Exercise task: List all lines of the data containing the word "Tyler".

========================

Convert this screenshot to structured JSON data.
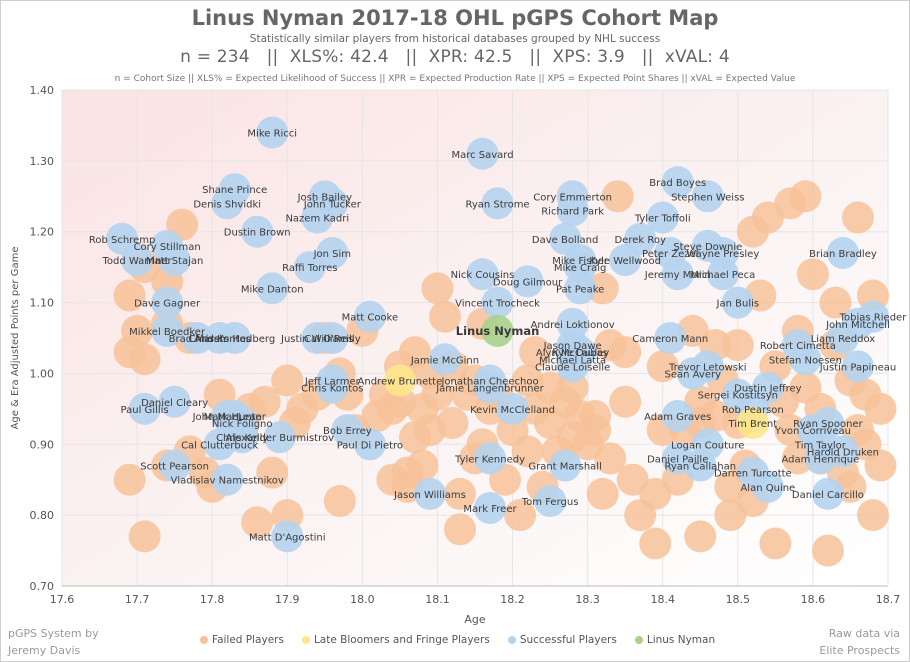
{
  "header": {
    "title": "Linus Nyman 2017-18 OHL pGPS Cohort Map",
    "subtitle": "Statistically similar players from historical databases grouped by NHL success",
    "stats": "n = 234   ||  XLS%: 42.4   ||  XPR: 42.5   ||  XPS: 3.9   ||  xVAL: 4",
    "definitions": "n = Cohort Size || XLS% = Expected Likelihood of Success || XPR = Expected Production Rate || XPS = Expected Point Shares || xVAL = Expected Value"
  },
  "footer": {
    "credit_left_1": "pGPS System by",
    "credit_left_2": "Jeremy Davis",
    "credit_right_1": "Raw data via",
    "credit_right_2": "Elite Prospects"
  },
  "colors": {
    "failed": "#f7c299",
    "late": "#fde68a",
    "success": "#b5d3ee",
    "nyman": "#a9d18e",
    "label": "#3a3a3a"
  },
  "chart_data": {
    "type": "scatter",
    "xlabel": "Age",
    "ylabel": "Age & Era Adjusted Points per Game",
    "xlim": [
      17.6,
      18.7
    ],
    "ylim": [
      0.7,
      1.4
    ],
    "xticks": [
      "17.6",
      "17.7",
      "17.8",
      "17.9",
      "18.0",
      "18.1",
      "18.2",
      "18.3",
      "18.4",
      "18.5",
      "18.6",
      "18.7"
    ],
    "yticks": [
      "0.70",
      "0.80",
      "0.90",
      "1.00",
      "1.10",
      "1.20",
      "1.30",
      "1.40"
    ],
    "legend": [
      {
        "key": "failed",
        "label": "Failed Players"
      },
      {
        "key": "late",
        "label": "Late Bloomers and Fringe Players"
      },
      {
        "key": "success",
        "label": "Successful Players"
      },
      {
        "key": "nyman",
        "label": "Linus Nyman"
      }
    ],
    "named_points": [
      {
        "name": "Linus Nyman",
        "x": 18.18,
        "y": 1.06,
        "group": "nyman"
      },
      {
        "name": "Mike Ricci",
        "x": 17.88,
        "y": 1.34,
        "group": "success"
      },
      {
        "name": "Marc Savard",
        "x": 18.16,
        "y": 1.31,
        "group": "success"
      },
      {
        "name": "Shane Prince",
        "x": 17.83,
        "y": 1.26,
        "group": "success"
      },
      {
        "name": "Denis Shvidki",
        "x": 17.82,
        "y": 1.24,
        "group": "success"
      },
      {
        "name": "John Tucker",
        "x": 17.96,
        "y": 1.24,
        "group": "success"
      },
      {
        "name": "Josh Bailey",
        "x": 17.95,
        "y": 1.25,
        "group": "success"
      },
      {
        "name": "Nazem Kadri",
        "x": 17.94,
        "y": 1.22,
        "group": "success"
      },
      {
        "name": "Dustin Brown",
        "x": 17.86,
        "y": 1.2,
        "group": "success"
      },
      {
        "name": "Jon Sim",
        "x": 17.96,
        "y": 1.17,
        "group": "success"
      },
      {
        "name": "Raffi Torres",
        "x": 17.93,
        "y": 1.15,
        "group": "success"
      },
      {
        "name": "Rob Schremp",
        "x": 17.68,
        "y": 1.19,
        "group": "success"
      },
      {
        "name": "Cory Stillman",
        "x": 17.74,
        "y": 1.18,
        "group": "success"
      },
      {
        "name": "Todd Warriner",
        "x": 17.7,
        "y": 1.16,
        "group": "success"
      },
      {
        "name": "Matt Stajan",
        "x": 17.75,
        "y": 1.16,
        "group": "success"
      },
      {
        "name": "Mike Danton",
        "x": 17.88,
        "y": 1.12,
        "group": "success"
      },
      {
        "name": "Dave Gagner",
        "x": 17.74,
        "y": 1.1,
        "group": "success"
      },
      {
        "name": "Mikkel Boedker",
        "x": 17.74,
        "y": 1.06,
        "group": "success"
      },
      {
        "name": "Brad Marsh",
        "x": 17.78,
        "y": 1.05,
        "group": "success"
      },
      {
        "name": "Chris Kontos",
        "x": 17.81,
        "y": 1.05,
        "group": "success"
      },
      {
        "name": "Anders Hedberg",
        "x": 17.83,
        "y": 1.05,
        "group": "success"
      },
      {
        "name": "Justin Williams",
        "x": 17.94,
        "y": 1.05,
        "group": "success"
      },
      {
        "name": "Cal O'Reilly",
        "x": 17.96,
        "y": 1.05,
        "group": "success"
      },
      {
        "name": "Matt Cooke",
        "x": 18.01,
        "y": 1.08,
        "group": "success"
      },
      {
        "name": "Ryan Strome",
        "x": 18.18,
        "y": 1.24,
        "group": "success"
      },
      {
        "name": "Cory Emmerton",
        "x": 18.28,
        "y": 1.25,
        "group": "success"
      },
      {
        "name": "Richard Park",
        "x": 18.28,
        "y": 1.23,
        "group": "success"
      },
      {
        "name": "Brad Boyes",
        "x": 18.42,
        "y": 1.27,
        "group": "success"
      },
      {
        "name": "Stephen Weiss",
        "x": 18.46,
        "y": 1.25,
        "group": "success"
      },
      {
        "name": "Tyler Toffoli",
        "x": 18.4,
        "y": 1.22,
        "group": "success"
      },
      {
        "name": "Dave Bolland",
        "x": 18.27,
        "y": 1.19,
        "group": "success"
      },
      {
        "name": "Derek Roy",
        "x": 18.37,
        "y": 1.19,
        "group": "success"
      },
      {
        "name": "Steve Downie",
        "x": 18.46,
        "y": 1.18,
        "group": "success"
      },
      {
        "name": "Wayne Presley",
        "x": 18.48,
        "y": 1.17,
        "group": "success"
      },
      {
        "name": "Peter Zezel",
        "x": 18.41,
        "y": 1.17,
        "group": "success"
      },
      {
        "name": "Kyle Wellwood",
        "x": 18.35,
        "y": 1.16,
        "group": "success"
      },
      {
        "name": "Mike Fisher",
        "x": 18.29,
        "y": 1.16,
        "group": "success"
      },
      {
        "name": "Mike Craig",
        "x": 18.29,
        "y": 1.15,
        "group": "success"
      },
      {
        "name": "Jeremy Morin",
        "x": 18.42,
        "y": 1.14,
        "group": "success"
      },
      {
        "name": "Michael Peca",
        "x": 18.48,
        "y": 1.14,
        "group": "success"
      },
      {
        "name": "Nick Cousins",
        "x": 18.16,
        "y": 1.14,
        "group": "success"
      },
      {
        "name": "Doug Gilmour",
        "x": 18.22,
        "y": 1.13,
        "group": "success"
      },
      {
        "name": "Pat Peake",
        "x": 18.29,
        "y": 1.12,
        "group": "success"
      },
      {
        "name": "Jan Bulis",
        "x": 18.5,
        "y": 1.1,
        "group": "success"
      },
      {
        "name": "Vincent Trocheck",
        "x": 18.18,
        "y": 1.1,
        "group": "success"
      },
      {
        "name": "Andrei Loktionov",
        "x": 18.28,
        "y": 1.07,
        "group": "success"
      },
      {
        "name": "Cameron Mann",
        "x": 18.41,
        "y": 1.05,
        "group": "success"
      },
      {
        "name": "Jason Dawe",
        "x": 18.28,
        "y": 1.04,
        "group": "success"
      },
      {
        "name": "Alyn McCauley",
        "x": 18.28,
        "y": 1.03,
        "group": "success"
      },
      {
        "name": "Kyle Dubas",
        "x": 18.29,
        "y": 1.03,
        "group": "success"
      },
      {
        "name": "Michael Latta",
        "x": 18.28,
        "y": 1.02,
        "group": "success"
      },
      {
        "name": "Claude Loiselle",
        "x": 18.28,
        "y": 1.01,
        "group": "success"
      },
      {
        "name": "Jamie McGinn",
        "x": 18.11,
        "y": 1.02,
        "group": "success"
      },
      {
        "name": "Jonathan Cheechoo",
        "x": 18.17,
        "y": 0.99,
        "group": "success"
      },
      {
        "name": "Jamie Langenbrunner",
        "x": 18.17,
        "y": 0.98,
        "group": "success"
      },
      {
        "name": "Andrew Brunette",
        "x": 18.05,
        "y": 0.99,
        "group": "late"
      },
      {
        "name": "Kevin McClelland",
        "x": 18.2,
        "y": 0.95,
        "group": "success"
      },
      {
        "name": "Jeff Larmer",
        "x": 17.96,
        "y": 0.99,
        "group": "success"
      },
      {
        "name": "Chris Kontos",
        "x": 17.96,
        "y": 0.98,
        "group": "success"
      },
      {
        "name": "Liam Reddox",
        "x": 18.64,
        "y": 1.05,
        "group": "success"
      },
      {
        "name": "Robert Cimetta",
        "x": 18.58,
        "y": 1.04,
        "group": "success"
      },
      {
        "name": "Tobias Rieder",
        "x": 18.68,
        "y": 1.08,
        "group": "success"
      },
      {
        "name": "John Mitchell",
        "x": 18.66,
        "y": 1.07,
        "group": "success"
      },
      {
        "name": "Brian Bradley",
        "x": 18.64,
        "y": 1.17,
        "group": "success"
      },
      {
        "name": "Stefan Noesen",
        "x": 18.59,
        "y": 1.02,
        "group": "success"
      },
      {
        "name": "Justin Papineau",
        "x": 18.66,
        "y": 1.01,
        "group": "success"
      },
      {
        "name": "Trevor Letowski",
        "x": 18.46,
        "y": 1.01,
        "group": "success"
      },
      {
        "name": "Sean Avery",
        "x": 18.44,
        "y": 1.0,
        "group": "success"
      },
      {
        "name": "Dustin Jeffrey",
        "x": 18.54,
        "y": 0.98,
        "group": "success"
      },
      {
        "name": "Sergei Kostitsyn",
        "x": 18.5,
        "y": 0.97,
        "group": "success"
      },
      {
        "name": "Rob Pearson",
        "x": 18.52,
        "y": 0.95,
        "group": "success"
      },
      {
        "name": "Adam Graves",
        "x": 18.42,
        "y": 0.94,
        "group": "success"
      },
      {
        "name": "Ryan Spooner",
        "x": 18.62,
        "y": 0.93,
        "group": "success"
      },
      {
        "name": "Yvon Corriveau",
        "x": 18.6,
        "y": 0.92,
        "group": "success"
      },
      {
        "name": "Tim Brent",
        "x": 18.52,
        "y": 0.93,
        "group": "late"
      },
      {
        "name": "Logan Couture",
        "x": 18.46,
        "y": 0.9,
        "group": "success"
      },
      {
        "name": "Tim Taylor",
        "x": 18.61,
        "y": 0.9,
        "group": "success"
      },
      {
        "name": "Harold Druken",
        "x": 18.64,
        "y": 0.89,
        "group": "success"
      },
      {
        "name": "Adam Henrique",
        "x": 18.61,
        "y": 0.88,
        "group": "success"
      },
      {
        "name": "Daniel Paille",
        "x": 18.42,
        "y": 0.88,
        "group": "success"
      },
      {
        "name": "Ryan Callahan",
        "x": 18.45,
        "y": 0.87,
        "group": "success"
      },
      {
        "name": "Darren Turcotte",
        "x": 18.52,
        "y": 0.86,
        "group": "success"
      },
      {
        "name": "Alan Quine",
        "x": 18.54,
        "y": 0.84,
        "group": "success"
      },
      {
        "name": "Daniel Carcillo",
        "x": 18.62,
        "y": 0.83,
        "group": "success"
      },
      {
        "name": "Tyler Kennedy",
        "x": 18.17,
        "y": 0.88,
        "group": "success"
      },
      {
        "name": "Grant Marshall",
        "x": 18.27,
        "y": 0.87,
        "group": "success"
      },
      {
        "name": "Tom Fergus",
        "x": 18.25,
        "y": 0.82,
        "group": "success"
      },
      {
        "name": "Mark Freer",
        "x": 18.17,
        "y": 0.81,
        "group": "success"
      },
      {
        "name": "Jason Williams",
        "x": 18.09,
        "y": 0.83,
        "group": "success"
      },
      {
        "name": "Bob Errey",
        "x": 17.98,
        "y": 0.92,
        "group": "success"
      },
      {
        "name": "Paul Di Pietro",
        "x": 18.01,
        "y": 0.9,
        "group": "success"
      },
      {
        "name": "John MacLean",
        "x": 17.82,
        "y": 0.94,
        "group": "success"
      },
      {
        "name": "Nick Foligno",
        "x": 17.84,
        "y": 0.93,
        "group": "success"
      },
      {
        "name": "Mark Hunter",
        "x": 17.83,
        "y": 0.94,
        "group": "success"
      },
      {
        "name": "Chris Kelly",
        "x": 17.84,
        "y": 0.91,
        "group": "success"
      },
      {
        "name": "Alexander Burmistrov",
        "x": 17.89,
        "y": 0.91,
        "group": "success"
      },
      {
        "name": "Cal Clutterbuck",
        "x": 17.81,
        "y": 0.9,
        "group": "success"
      },
      {
        "name": "Daniel Cleary",
        "x": 17.75,
        "y": 0.96,
        "group": "success"
      },
      {
        "name": "Paul Gillis",
        "x": 17.71,
        "y": 0.95,
        "group": "success"
      },
      {
        "name": "Scott Pearson",
        "x": 17.75,
        "y": 0.87,
        "group": "success"
      },
      {
        "name": "Vladislav Namestnikov",
        "x": 17.82,
        "y": 0.85,
        "group": "success"
      },
      {
        "name": "Matt D'Agostini",
        "x": 17.9,
        "y": 0.77,
        "group": "success"
      }
    ],
    "failed_points": [
      [
        17.69,
        1.11
      ],
      [
        17.69,
        1.03
      ],
      [
        17.7,
        1.06
      ],
      [
        17.71,
        1.02
      ],
      [
        17.71,
        1.15
      ],
      [
        17.74,
        1.07
      ],
      [
        17.76,
        1.21
      ],
      [
        17.74,
        1.13
      ],
      [
        17.77,
        1.05
      ],
      [
        17.69,
        0.85
      ],
      [
        17.71,
        0.77
      ],
      [
        17.74,
        0.87
      ],
      [
        17.77,
        0.89
      ],
      [
        17.79,
        0.86
      ],
      [
        17.8,
        0.84
      ],
      [
        17.81,
        0.97
      ],
      [
        17.84,
        0.92
      ],
      [
        17.85,
        0.95
      ],
      [
        17.86,
        0.79
      ],
      [
        17.87,
        0.96
      ],
      [
        17.88,
        0.86
      ],
      [
        17.9,
        0.99
      ],
      [
        17.9,
        0.8
      ],
      [
        17.91,
        0.93
      ],
      [
        17.92,
        0.95
      ],
      [
        17.94,
        0.97
      ],
      [
        17.95,
        1.05
      ],
      [
        17.97,
        1.0
      ],
      [
        17.97,
        0.82
      ],
      [
        17.98,
        0.97
      ],
      [
        17.99,
        0.92
      ],
      [
        18.0,
        1.06
      ],
      [
        18.02,
        0.94
      ],
      [
        18.03,
        0.97
      ],
      [
        18.04,
        0.95
      ],
      [
        18.04,
        0.85
      ],
      [
        18.05,
        1.01
      ],
      [
        18.05,
        0.96
      ],
      [
        18.06,
        0.86
      ],
      [
        18.06,
        0.84
      ],
      [
        18.07,
        1.03
      ],
      [
        18.07,
        0.91
      ],
      [
        18.08,
        0.95
      ],
      [
        18.08,
        0.87
      ],
      [
        18.09,
        1.0
      ],
      [
        18.09,
        0.92
      ],
      [
        18.1,
        1.12
      ],
      [
        18.1,
        0.97
      ],
      [
        18.11,
        1.08
      ],
      [
        18.12,
        1.01
      ],
      [
        18.12,
        0.93
      ],
      [
        18.13,
        0.83
      ],
      [
        18.13,
        0.78
      ],
      [
        18.14,
        0.97
      ],
      [
        18.15,
        0.99
      ],
      [
        18.15,
        0.88
      ],
      [
        18.16,
        1.07
      ],
      [
        18.16,
        0.9
      ],
      [
        18.17,
        0.95
      ],
      [
        18.18,
        0.97
      ],
      [
        18.19,
        0.85
      ],
      [
        18.2,
        0.92
      ],
      [
        18.21,
        0.8
      ],
      [
        18.22,
        0.99
      ],
      [
        18.22,
        0.89
      ],
      [
        18.23,
        0.95
      ],
      [
        18.23,
        1.03
      ],
      [
        18.24,
        0.84
      ],
      [
        18.25,
        0.93
      ],
      [
        18.25,
        0.98
      ],
      [
        18.26,
        0.89
      ],
      [
        18.27,
        0.96
      ],
      [
        18.28,
        0.98
      ],
      [
        18.28,
        0.91
      ],
      [
        18.29,
        0.94
      ],
      [
        18.3,
        0.9
      ],
      [
        18.31,
        0.92
      ],
      [
        18.31,
        0.94
      ],
      [
        18.32,
        1.12
      ],
      [
        18.32,
        0.83
      ],
      [
        18.33,
        1.04
      ],
      [
        18.33,
        0.88
      ],
      [
        18.34,
        1.25
      ],
      [
        18.35,
        1.03
      ],
      [
        18.35,
        0.96
      ],
      [
        18.36,
        0.85
      ],
      [
        18.37,
        0.8
      ],
      [
        18.39,
        0.76
      ],
      [
        18.39,
        0.83
      ],
      [
        18.4,
        0.92
      ],
      [
        18.4,
        1.01
      ],
      [
        18.42,
        0.85
      ],
      [
        18.43,
        0.92
      ],
      [
        18.44,
        1.06
      ],
      [
        18.45,
        0.96
      ],
      [
        18.45,
        0.77
      ],
      [
        18.47,
        0.94
      ],
      [
        18.48,
        0.99
      ],
      [
        18.49,
        0.84
      ],
      [
        18.49,
        0.8
      ],
      [
        18.5,
        1.04
      ],
      [
        18.5,
        0.93
      ],
      [
        18.51,
        0.87
      ],
      [
        18.52,
        0.82
      ],
      [
        18.52,
        1.2
      ],
      [
        18.53,
        1.11
      ],
      [
        18.54,
        1.22
      ],
      [
        18.55,
        0.76
      ],
      [
        18.55,
        1.01
      ],
      [
        18.56,
        0.96
      ],
      [
        18.57,
        0.92
      ],
      [
        18.57,
        1.24
      ],
      [
        18.58,
        0.88
      ],
      [
        18.58,
        1.06
      ],
      [
        18.59,
        1.25
      ],
      [
        18.59,
        0.98
      ],
      [
        18.6,
        1.14
      ],
      [
        18.61,
        0.88
      ],
      [
        18.61,
        0.95
      ],
      [
        18.62,
        0.75
      ],
      [
        18.63,
        1.1
      ],
      [
        18.63,
        1.04
      ],
      [
        18.64,
        0.86
      ],
      [
        18.65,
        0.99
      ],
      [
        18.65,
        0.84
      ],
      [
        18.66,
        1.22
      ],
      [
        18.66,
        0.92
      ],
      [
        18.67,
        0.9
      ],
      [
        18.67,
        0.97
      ],
      [
        18.68,
        1.11
      ],
      [
        18.68,
        0.8
      ],
      [
        18.69,
        0.95
      ],
      [
        18.69,
        0.87
      ],
      [
        18.47,
        1.04
      ],
      [
        18.45,
        0.93
      ]
    ]
  }
}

========================

Task result:
        "name": "Tyler Toffoli",
        "name": "Tyler Kennedy",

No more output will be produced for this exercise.